WRITTEN INSTRUCTION A >> For the Learning to Love post, state whether each statement agrees with it, answering yes or no and quoting the words that decide: (i) The ironing television is set up in the back room. (ii) DODO does some of the ironing. (iii) The old remote was the one that worked the VirginMedia Tivo box.
WRITTEN INSTRUCTION B >> Copy out the passage of the Learning to Love post starting with "Sharing My Thoughts" and going on through "of Grey’ (again!).".

TEXT TO READ >>
────────────────────
Category: Domestic

Learning to Love

A very good evening from the Lifestyle Support Guru!

Sharing My Thoughts

I have decided to share some thoughts with you on ‘Learning to Love’, which you may think a strange choice of subject for the LSG, since I am used to receiving undying admiration and adoration from my many followers; on the other hand, you may be tempted to think that I have found a new love and that I am going to regale you with tales of my new-found passion, but I wouldn’t be so crass – if you wish for such titillation, try ’50 Shades of Grey’ (again!).

Learning To Love

So what am I ‘learning to love’ I hear you asking. I am learning to love…

1. Ironing

– this is because DODO has set up a television in the back room so that I no longer have to rearrange the furniture in the front room when I wish (I use that word in its very loosest sense) to iron. I cannot do ironing without something to distract me (and the distraction of a glass of wine at 10 o’clock in the morning, especially when combined with a hot iron, is not really a good idea…). Before anybody thinks this is purely a sexist arrangement, I can assure you that ALL the ironing is mine. I would never do anything so silly as to allow DODO to buy clothes that need anything more than minimal attention. So far I have watched two fascinating programmes – one on the RSPCA and one on drunks on planes, but I feel I need to be a bit more adventurous and move on from ‘Panorama’ on the BBC iPlayer…

2. Technology

This has afforded many hours of amusement in just the last day alone as DODO has attempted to set up the new television in the front room to replace the ‘ironing’ television which has been relegated to the back room. I have watched him in a purely advisory capacity – ‘Yes, it’s working; no, it’s not working; why can we only get ITV?’, that sort of helpful thing. When DODO decided to make one final, desperate attempt to get more than one channel, saying, ‘I’ll try the old remote instead of the one that came with the television.’, I refrained from expressing out loud the thought ‘How stupid! How is that going to work?’ I was particularly glad of this restraint when DODO was proved right – I’d forgotten to tell him that the ‘old’ remote was the one that worked the VirginMedia Tivo box!

3. The sound of the smoke alarm

– it means lunch is ready.
And on that thought, I shall wish you all a very good night and wend my weary way to bed after a hard day (well, just over an hour, if I’m honest) slaving over a hot iron, as well as advising on the use of technology, and cooking.

A Day in the Life…

A very good evening, BBs (Beloved Believers) and FFs (Faithful Followers)! As you know, I have been playing the role of Florence Nightingale in recent weeks, looking after DOT, but now to be known as DODO (Dai Of Derby Only) since he is no longer in either Turkey or Tanzania and is only in Derby.

Caring Role

This caring role has involved much work, including, unfortunately, a great deal of COOKING! Now, as you know, whilst many may regard me as a Domestic Goddess, COOKING is not really one of my strengths unless it involves a kettle (for a Pot Noodle) or a microwave (for anything that is NOT a Pot Noodle). To this end, DODO and I decided to buy a second microwave, following TOFU’s (Trefor of ‘Ull) suggestion – he told us that he can cook peas and (frozen) mash in his two microwaves at the same time as he is warming his M&S ‘home cooked’ steak and onion pie in the oven. I was instantly convinced, Dearest Devotees and Ardent Admirers, and immediately rushed out to my nearest electrical store.
────────────────────
Collected data entries >>
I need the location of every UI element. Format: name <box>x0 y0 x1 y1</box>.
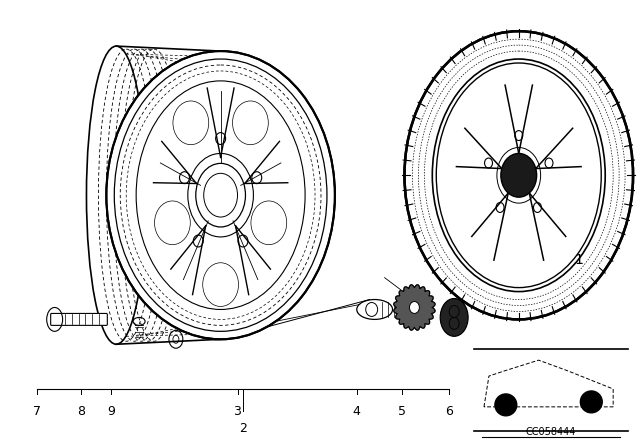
Ellipse shape <box>106 51 335 339</box>
Ellipse shape <box>410 302 419 314</box>
Ellipse shape <box>501 154 537 197</box>
Text: 2: 2 <box>239 422 247 435</box>
Ellipse shape <box>406 298 422 316</box>
Polygon shape <box>394 285 435 330</box>
Ellipse shape <box>449 306 459 318</box>
Ellipse shape <box>436 63 601 288</box>
Text: 4: 4 <box>353 405 361 418</box>
FancyBboxPatch shape <box>51 314 108 325</box>
Text: 8: 8 <box>77 405 86 418</box>
Ellipse shape <box>404 31 633 319</box>
Text: 6: 6 <box>445 405 453 418</box>
Ellipse shape <box>449 318 459 329</box>
Text: 5: 5 <box>399 405 406 418</box>
Text: 1: 1 <box>574 253 583 267</box>
Ellipse shape <box>440 298 468 336</box>
Circle shape <box>580 391 602 413</box>
Text: 7: 7 <box>33 405 41 418</box>
Text: CC058444: CC058444 <box>526 426 576 437</box>
Text: 9: 9 <box>108 405 115 418</box>
Text: 3: 3 <box>234 405 241 418</box>
Circle shape <box>495 394 516 416</box>
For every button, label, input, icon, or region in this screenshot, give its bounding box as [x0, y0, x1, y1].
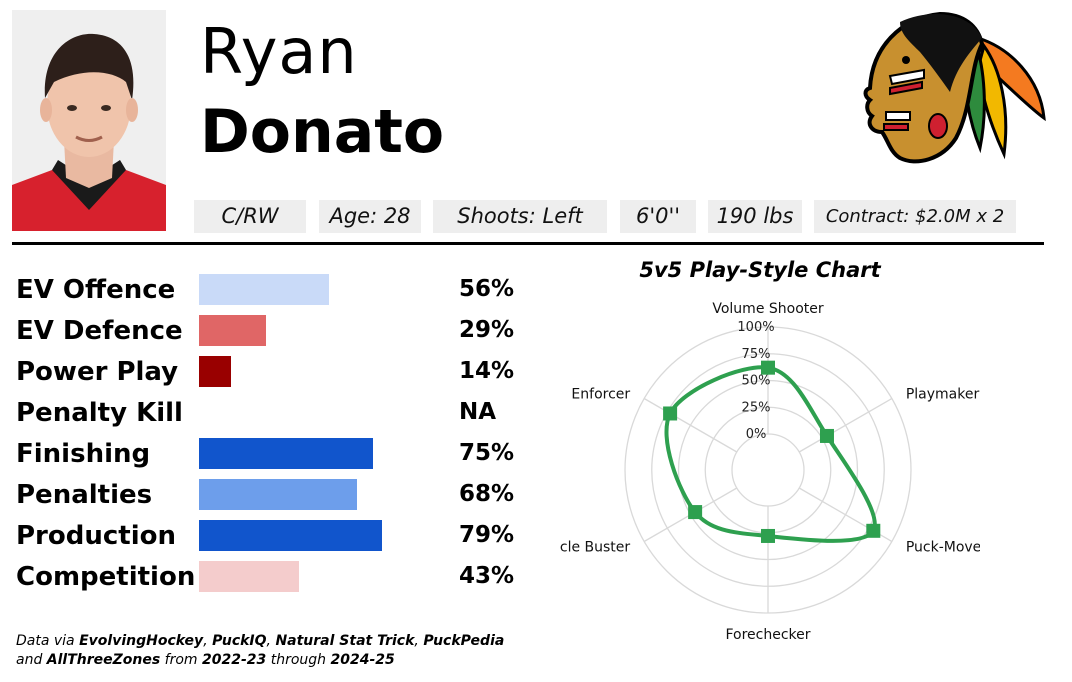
radar-title: 5v5 Play-Style Chart — [639, 258, 881, 282]
radar-axis-label: Forechecker — [725, 627, 810, 643]
weight-box: 190 lbs — [708, 200, 802, 233]
radar-spoke — [798, 397, 893, 453]
radar-point — [866, 523, 881, 538]
header-divider — [12, 242, 1044, 245]
contract-box: Contract: $2.0M x 2 — [814, 200, 1016, 233]
metric-value: 43% — [459, 563, 515, 589]
radar-grid-circle — [731, 433, 805, 507]
metric-value: 56% — [459, 276, 515, 302]
metric-bar — [199, 520, 383, 551]
radar-point — [663, 406, 678, 421]
source-natural-stat-trick: Natural Stat Trick — [275, 633, 415, 649]
metric-label: Power Play — [16, 357, 179, 387]
footnote-sep-2: , — [266, 633, 276, 649]
metric-row: Finishing 75% — [16, 436, 536, 477]
blackhawks-logo-icon — [863, 11, 1046, 164]
metric-value: NA — [459, 399, 497, 425]
age-box: Age: 28 — [319, 200, 421, 233]
metric-row: EV Offence 56% — [16, 272, 536, 313]
metric-row: EV Defence 29% — [16, 313, 536, 354]
metric-label: Penalties — [16, 480, 153, 510]
radar-tick-label: 50% — [742, 374, 771, 389]
radar-axis-label: Cycle Buster — [560, 540, 630, 556]
radar-tick-label: 0% — [746, 427, 767, 442]
radar-axis-label: Enforcer — [571, 387, 630, 403]
metric-value: 79% — [459, 522, 515, 548]
metric-label: EV Defence — [16, 316, 183, 346]
radar-point — [819, 428, 834, 443]
metric-label: EV Offence — [16, 275, 176, 305]
position-box: C/RW — [194, 200, 306, 233]
radar-axis-label: Volume Shooter — [712, 301, 824, 317]
player-first-name: Ryan — [200, 15, 358, 88]
metric-row: Penalties 68% — [16, 477, 536, 518]
headshot-image — [12, 10, 166, 231]
season-end: 2024-25 — [330, 652, 395, 668]
data-source-footnote: Data via EvolvingHockey, PuckIQ, Natural… — [16, 632, 504, 670]
radar-tick-label: 25% — [742, 400, 771, 415]
radar-tick-label: 100% — [737, 320, 774, 335]
footnote-through: through — [266, 652, 331, 668]
metric-row: Penalty Kill NA — [16, 395, 536, 436]
metric-row: Production 79% — [16, 518, 536, 559]
team-logo — [860, 8, 1046, 170]
radar-point — [761, 528, 775, 543]
footnote-prefix: Data via — [16, 633, 80, 649]
radar-axis-label: Puck-Mover — [906, 540, 980, 556]
radar-point — [761, 360, 775, 375]
footnote-sep-3: , — [414, 633, 424, 649]
season-start: 2022-23 — [202, 652, 267, 668]
metric-bar — [199, 274, 329, 305]
metric-label: Finishing — [16, 439, 151, 469]
source-allthreezones: AllThreeZones — [46, 652, 161, 668]
metric-value: 29% — [459, 317, 515, 343]
metric-bar — [199, 438, 373, 469]
player-last-name: Donato — [200, 97, 445, 167]
radar-point — [688, 505, 703, 520]
source-puckpedia: PuckPedia — [423, 633, 505, 649]
radar-spoke — [643, 397, 738, 453]
metric-bar — [199, 561, 299, 592]
metric-value: 14% — [459, 358, 515, 384]
radar-axis-label: Playmaker — [906, 387, 980, 403]
footnote-from: from — [160, 652, 203, 668]
footnote-sep-1: , — [203, 633, 213, 649]
player-headshot — [12, 10, 166, 231]
source-puckiq: PuckIQ — [212, 633, 267, 649]
radar-tick-label: 75% — [742, 347, 771, 362]
footnote-and: and — [16, 652, 47, 668]
metric-value: 75% — [459, 440, 515, 466]
metric-row: Competition 43% — [16, 559, 536, 600]
metric-label: Competition — [16, 562, 196, 592]
metric-bar — [199, 479, 357, 510]
metric-value: 68% — [459, 481, 515, 507]
metric-label: Production — [16, 521, 176, 551]
metric-bar — [199, 356, 232, 387]
metric-label: Penalty Kill — [16, 398, 183, 428]
source-evolvinghockey: EvolvingHockey — [79, 633, 204, 649]
metric-row: Power Play 14% — [16, 354, 536, 395]
metric-bar — [199, 315, 267, 346]
height-box: 6'0'' — [620, 200, 696, 233]
shoots-box: Shoots: Left — [433, 200, 607, 233]
play-style-radar-chart: 0% 25% 50% 75% 100% Volume Shooter Playmaker Pu… — [560, 301, 980, 643]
────────────────────
TASK RESULT A >>
(i) Yes: "DODO has set up a television in the back room"
(ii) No: "I can assure you that ALL the ironing is mine."
(iii) Yes: "the ‘old’ remote was the one that worked the VirginMedia Tivo box!"

TASK RESULT B >>
Sharing My Thoughts

I have decided to share some thoughts with you on ‘Learning to Love’, which you may think a strange choice of subject for the LSG, since I am used to receiving undying admiration and adoration from my many followers; on the other hand, you may be tempted to think that I have found a new love and that I am going to regale you with tales of my new-found passion, but I wouldn’t be so crass – if you wish for such titillation, try ’50 Shades of Grey’ (again!).